- **Collection entries**:
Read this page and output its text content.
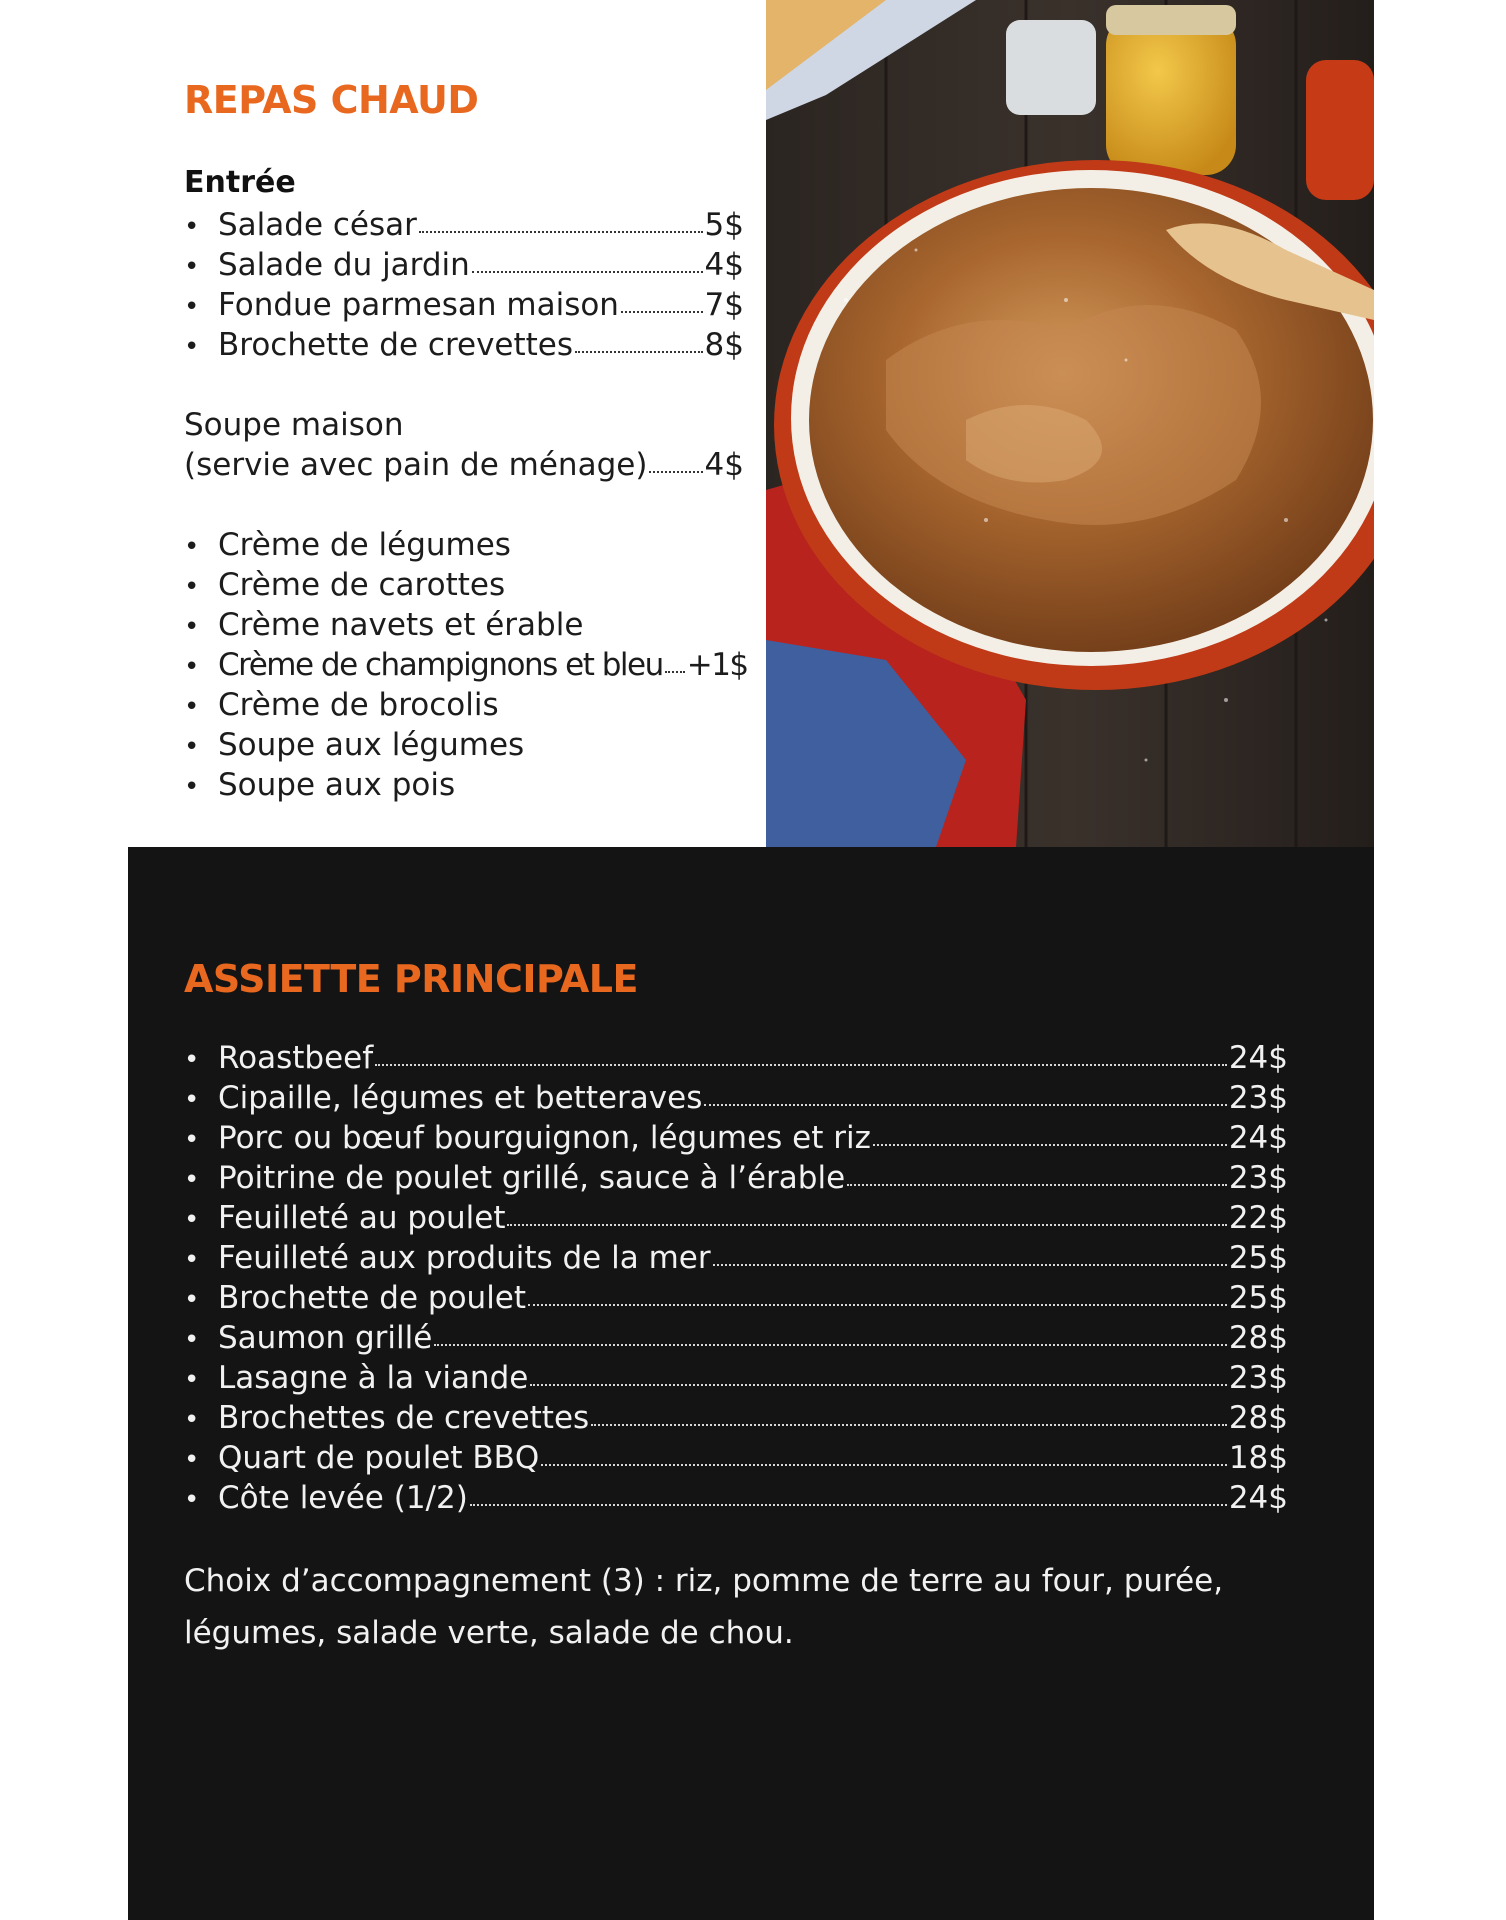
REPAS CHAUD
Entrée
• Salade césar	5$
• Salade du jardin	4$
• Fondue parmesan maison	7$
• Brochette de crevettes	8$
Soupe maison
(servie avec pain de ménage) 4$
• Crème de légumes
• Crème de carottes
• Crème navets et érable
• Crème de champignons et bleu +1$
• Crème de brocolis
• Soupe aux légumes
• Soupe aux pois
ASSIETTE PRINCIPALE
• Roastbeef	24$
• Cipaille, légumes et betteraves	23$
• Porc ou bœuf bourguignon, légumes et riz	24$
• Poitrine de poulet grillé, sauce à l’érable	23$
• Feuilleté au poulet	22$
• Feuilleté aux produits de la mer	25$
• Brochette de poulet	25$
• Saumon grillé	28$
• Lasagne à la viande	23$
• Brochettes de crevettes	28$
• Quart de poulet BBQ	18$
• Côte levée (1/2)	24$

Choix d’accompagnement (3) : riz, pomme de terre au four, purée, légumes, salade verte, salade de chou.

- **WORK REQUIRED**:
Images in the records should not be copied. Repeat all the rest exactly.

- **REPLY**:
Read this page and output its text content.
REPAS CHAUD
Entrée
• Salade césar	5$
• Salade du jardin	4$
• Fondue parmesan maison	7$
• Brochette de crevettes	8$
Soupe maison
(servie avec pain de ménage) 4$
• Crème de légumes
• Crème de carottes
• Crème navets et érable
• Crème de champignons et bleu +1$
• Crème de brocolis
• Soupe aux légumes
• Soupe aux pois
ASSIETTE PRINCIPALE
• Roastbeef	24$
• Cipaille, légumes et betteraves	23$
• Porc ou bœuf bourguignon, légumes et riz	24$
• Poitrine de poulet grillé, sauce à l’érable	23$
• Feuilleté au poulet	22$
• Feuilleté aux produits de la mer	25$
• Brochette de poulet	25$
• Saumon grillé	28$
• Lasagne à la viande	23$
• Brochettes de crevettes	28$
• Quart de poulet BBQ	18$
• Côte levée (1/2)	24$

Choix d’accompagnement (3) : riz, pomme de terre au four, purée, légumes, salade verte, salade de chou.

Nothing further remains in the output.